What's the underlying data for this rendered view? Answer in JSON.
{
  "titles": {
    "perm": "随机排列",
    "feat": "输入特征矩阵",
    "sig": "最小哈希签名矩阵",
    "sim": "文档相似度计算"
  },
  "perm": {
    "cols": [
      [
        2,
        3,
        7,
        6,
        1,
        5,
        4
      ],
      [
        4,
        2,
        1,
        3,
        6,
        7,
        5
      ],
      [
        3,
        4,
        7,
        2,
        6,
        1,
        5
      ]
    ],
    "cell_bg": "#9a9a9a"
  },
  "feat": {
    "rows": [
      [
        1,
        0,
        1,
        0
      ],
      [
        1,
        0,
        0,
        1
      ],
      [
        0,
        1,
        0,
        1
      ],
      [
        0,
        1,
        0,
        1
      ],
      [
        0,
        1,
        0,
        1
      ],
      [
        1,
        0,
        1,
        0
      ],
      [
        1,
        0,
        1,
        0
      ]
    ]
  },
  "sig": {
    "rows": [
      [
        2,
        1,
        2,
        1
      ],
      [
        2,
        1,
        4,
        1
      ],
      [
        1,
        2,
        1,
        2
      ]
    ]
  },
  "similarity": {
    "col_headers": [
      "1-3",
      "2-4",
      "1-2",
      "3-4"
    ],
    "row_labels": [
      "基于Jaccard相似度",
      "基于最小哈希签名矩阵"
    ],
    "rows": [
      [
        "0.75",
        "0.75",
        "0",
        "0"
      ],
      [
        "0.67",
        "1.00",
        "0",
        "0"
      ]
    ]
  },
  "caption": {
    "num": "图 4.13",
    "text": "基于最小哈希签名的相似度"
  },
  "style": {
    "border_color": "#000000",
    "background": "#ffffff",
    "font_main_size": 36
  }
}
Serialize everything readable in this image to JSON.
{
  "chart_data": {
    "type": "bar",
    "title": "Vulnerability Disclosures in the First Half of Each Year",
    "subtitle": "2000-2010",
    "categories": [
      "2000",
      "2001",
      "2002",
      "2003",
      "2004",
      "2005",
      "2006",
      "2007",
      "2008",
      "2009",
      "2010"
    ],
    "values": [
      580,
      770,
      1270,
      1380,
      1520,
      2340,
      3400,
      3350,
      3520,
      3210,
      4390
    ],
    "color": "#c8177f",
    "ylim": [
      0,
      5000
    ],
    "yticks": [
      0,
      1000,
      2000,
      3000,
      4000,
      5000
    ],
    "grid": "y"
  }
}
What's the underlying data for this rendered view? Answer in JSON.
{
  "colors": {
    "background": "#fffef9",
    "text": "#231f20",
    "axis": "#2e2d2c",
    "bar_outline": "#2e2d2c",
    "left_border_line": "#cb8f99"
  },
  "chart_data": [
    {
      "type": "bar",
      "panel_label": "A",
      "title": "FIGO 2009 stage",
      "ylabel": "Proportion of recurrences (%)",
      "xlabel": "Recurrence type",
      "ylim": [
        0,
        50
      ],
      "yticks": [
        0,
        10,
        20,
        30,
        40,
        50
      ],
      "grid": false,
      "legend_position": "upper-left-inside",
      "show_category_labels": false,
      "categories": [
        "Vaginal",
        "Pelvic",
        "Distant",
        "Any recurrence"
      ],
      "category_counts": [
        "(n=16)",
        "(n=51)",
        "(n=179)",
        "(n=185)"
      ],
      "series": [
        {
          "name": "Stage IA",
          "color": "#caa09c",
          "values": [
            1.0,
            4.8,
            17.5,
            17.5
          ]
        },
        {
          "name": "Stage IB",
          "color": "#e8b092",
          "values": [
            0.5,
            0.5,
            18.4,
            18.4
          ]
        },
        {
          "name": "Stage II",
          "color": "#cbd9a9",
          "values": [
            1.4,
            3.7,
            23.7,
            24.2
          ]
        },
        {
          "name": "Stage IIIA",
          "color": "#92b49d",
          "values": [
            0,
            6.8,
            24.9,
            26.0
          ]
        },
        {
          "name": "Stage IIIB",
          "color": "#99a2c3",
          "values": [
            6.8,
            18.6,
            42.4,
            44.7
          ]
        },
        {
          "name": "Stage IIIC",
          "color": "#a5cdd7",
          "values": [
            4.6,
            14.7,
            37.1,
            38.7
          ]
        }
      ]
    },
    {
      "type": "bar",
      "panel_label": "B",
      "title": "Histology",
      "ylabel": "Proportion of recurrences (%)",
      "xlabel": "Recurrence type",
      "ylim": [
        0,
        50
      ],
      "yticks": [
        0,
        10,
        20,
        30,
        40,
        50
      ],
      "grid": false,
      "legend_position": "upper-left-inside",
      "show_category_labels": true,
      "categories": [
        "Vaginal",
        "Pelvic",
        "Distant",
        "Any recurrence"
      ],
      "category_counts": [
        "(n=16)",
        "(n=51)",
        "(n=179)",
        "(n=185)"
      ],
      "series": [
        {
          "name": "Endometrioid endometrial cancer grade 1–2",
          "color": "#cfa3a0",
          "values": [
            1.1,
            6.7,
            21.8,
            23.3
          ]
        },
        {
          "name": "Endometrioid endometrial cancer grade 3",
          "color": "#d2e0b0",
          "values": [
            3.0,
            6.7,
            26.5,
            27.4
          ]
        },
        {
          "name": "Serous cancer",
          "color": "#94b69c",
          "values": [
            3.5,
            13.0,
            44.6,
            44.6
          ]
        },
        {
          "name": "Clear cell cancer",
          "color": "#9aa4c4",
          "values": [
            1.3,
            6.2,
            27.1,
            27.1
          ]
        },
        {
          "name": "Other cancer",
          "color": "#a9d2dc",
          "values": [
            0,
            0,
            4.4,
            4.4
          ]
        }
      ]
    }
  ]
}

→ **EXERCISE DETAILS**: Set down all of the data above, word for word.

→ **COMPLETE OUTPUT**:
What's the underlying data for this rendered view? Answer in JSON.
{
  "titles": {
    "perm": "随机排列",
    "feat": "输入特征矩阵",
    "sig": "最小哈希签名矩阵",
    "sim": "文档相似度计算"
  },
  "perm": {
    "cols": [
      [
        2,
        3,
        7,
        6,
        1,
        5,
        4
      ],
      [
        4,
        2,
        1,
        3,
        6,
        7,
        5
      ],
      [
        3,
        4,
        7,
        2,
        6,
        1,
        5
      ]
    ],
    "cell_bg": "#9a9a9a"
  },
  "feat": {
    "rows": [
      [
        1,
        0,
        1,
        0
      ],
      [
        1,
        0,
        0,
        1
      ],
      [
        0,
        1,
        0,
        1
      ],
      [
        0,
        1,
        0,
        1
      ],
      [
        0,
        1,
        0,
        1
      ],
      [
        1,
        0,
        1,
        0
      ],
      [
        1,
        0,
        1,
        0
      ]
    ]
  },
  "sig": {
    "rows": [
      [
        2,
        1,
        2,
        1
      ],
      [
        2,
        1,
        4,
        1
      ],
      [
        1,
        2,
        1,
        2
      ]
    ]
  },
  "similarity": {
    "col_headers": [
      "1-3",
      "2-4",
      "1-2",
      "3-4"
    ],
    "row_labels": [
      "基于Jaccard相似度",
      "基于最小哈希签名矩阵"
    ],
    "rows": [
      [
        "0.75",
        "0.75",
        "0",
        "0"
      ],
      [
        "0.67",
        "1.00",
        "0",
        "0"
      ]
    ]
  },
  "caption": {
    "num": "图 4.13",
    "text": "基于最小哈希签名的相似度"
  },
  "style": {
    "border_color": "#000000",
    "background": "#ffffff",
    "font_main_size": 36
  }
}
Serialize everything readable in this image to JSON.
{
  "chart_data": {
    "type": "bar",
    "title": "Vulnerability Disclosures in the First Half of Each Year",
    "subtitle": "2000-2010",
    "categories": [
      "2000",
      "2001",
      "2002",
      "2003",
      "2004",
      "2005",
      "2006",
      "2007",
      "2008",
      "2009",
      "2010"
    ],
    "values": [
      580,
      770,
      1270,
      1380,
      1520,
      2340,
      3400,
      3350,
      3520,
      3210,
      4390
    ],
    "color": "#c8177f",
    "ylim": [
      0,
      5000
    ],
    "yticks": [
      0,
      1000,
      2000,
      3000,
      4000,
      5000
    ],
    "grid": "y"
  }
}
What's the underlying data for this rendered view? Answer in JSON.
{
  "colors": {
    "background": "#fffef9",
    "text": "#231f20",
    "axis": "#2e2d2c",
    "bar_outline": "#2e2d2c",
    "left_border_line": "#cb8f99"
  },
  "chart_data": [
    {
      "type": "bar",
      "panel_label": "A",
      "title": "FIGO 2009 stage",
      "ylabel": "Proportion of recurrences (%)",
      "xlabel": "Recurrence type",
      "ylim": [
        0,
        50
      ],
      "yticks": [
        0,
        10,
        20,
        30,
        40,
        50
      ],
      "grid": false,
      "legend_position": "upper-left-inside",
      "show_category_labels": false,
      "categories": [
        "Vaginal",
        "Pelvic",
        "Distant",
        "Any recurrence"
      ],
      "category_counts": [
        "(n=16)",
        "(n=51)",
        "(n=179)",
        "(n=185)"
      ],
      "series": [
        {
          "name": "Stage IA",
          "color": "#caa09c",
          "values": [
            1.0,
            4.8,
            17.5,
            17.5
          ]
        },
        {
          "name": "Stage IB",
          "color": "#e8b092",
          "values": [
            0.5,
            0.5,
            18.4,
            18.4
          ]
        },
        {
          "name": "Stage II",
          "color": "#cbd9a9",
          "values": [
            1.4,
            3.7,
            23.7,
            24.2
          ]
        },
        {
          "name": "Stage IIIA",
          "color": "#92b49d",
          "values": [
            0,
            6.8,
            24.9,
            26.0
          ]
        },
        {
          "name": "Stage IIIB",
          "color": "#99a2c3",
          "values": [
            6.8,
            18.6,
            42.4,
            44.7
          ]
        },
        {
          "name": "Stage IIIC",
          "color": "#a5cdd7",
          "values": [
            4.6,
            14.7,
            37.1,
            38.7
          ]
        }
      ]
    },
    {
      "type": "bar",
      "panel_label": "B",
      "title": "Histology",
      "ylabel": "Proportion of recurrences (%)",
      "xlabel": "Recurrence type",
      "ylim": [
        0,
        50
      ],
      "yticks": [
        0,
        10,
        20,
        30,
        40,
        50
      ],
      "grid": false,
      "legend_position": "upper-left-inside",
      "show_category_labels": true,
      "categories": [
        "Vaginal",
        "Pelvic",
        "Distant",
        "Any recurrence"
      ],
      "category_counts": [
        "(n=16)",
        "(n=51)",
        "(n=179)",
        "(n=185)"
      ],
      "series": [
        {
          "name": "Endometrioid endometrial cancer grade 1–2",
          "color": "#cfa3a0",
          "values": [
            1.1,
            6.7,
            21.8,
            23.3
          ]
        },
        {
          "name": "Endometrioid endometrial cancer grade 3",
          "color": "#d2e0b0",
          "values": [
            3.0,
            6.7,
            26.5,
            27.4
          ]
        },
        {
          "name": "Serous cancer",
          "color": "#94b69c",
          "values": [
            3.5,
            13.0,
            44.6,
            44.6
          ]
        },
        {
          "name": "Clear cell cancer",
          "color": "#9aa4c4",
          "values": [
            1.3,
            6.2,
            27.1,
            27.1
          ]
        },
        {
          "name": "Other cancer",
          "color": "#a9d2dc",
          "values": [
            0,
            0,
            4.4,
            4.4
          ]
        }
      ]
    }
  ]
}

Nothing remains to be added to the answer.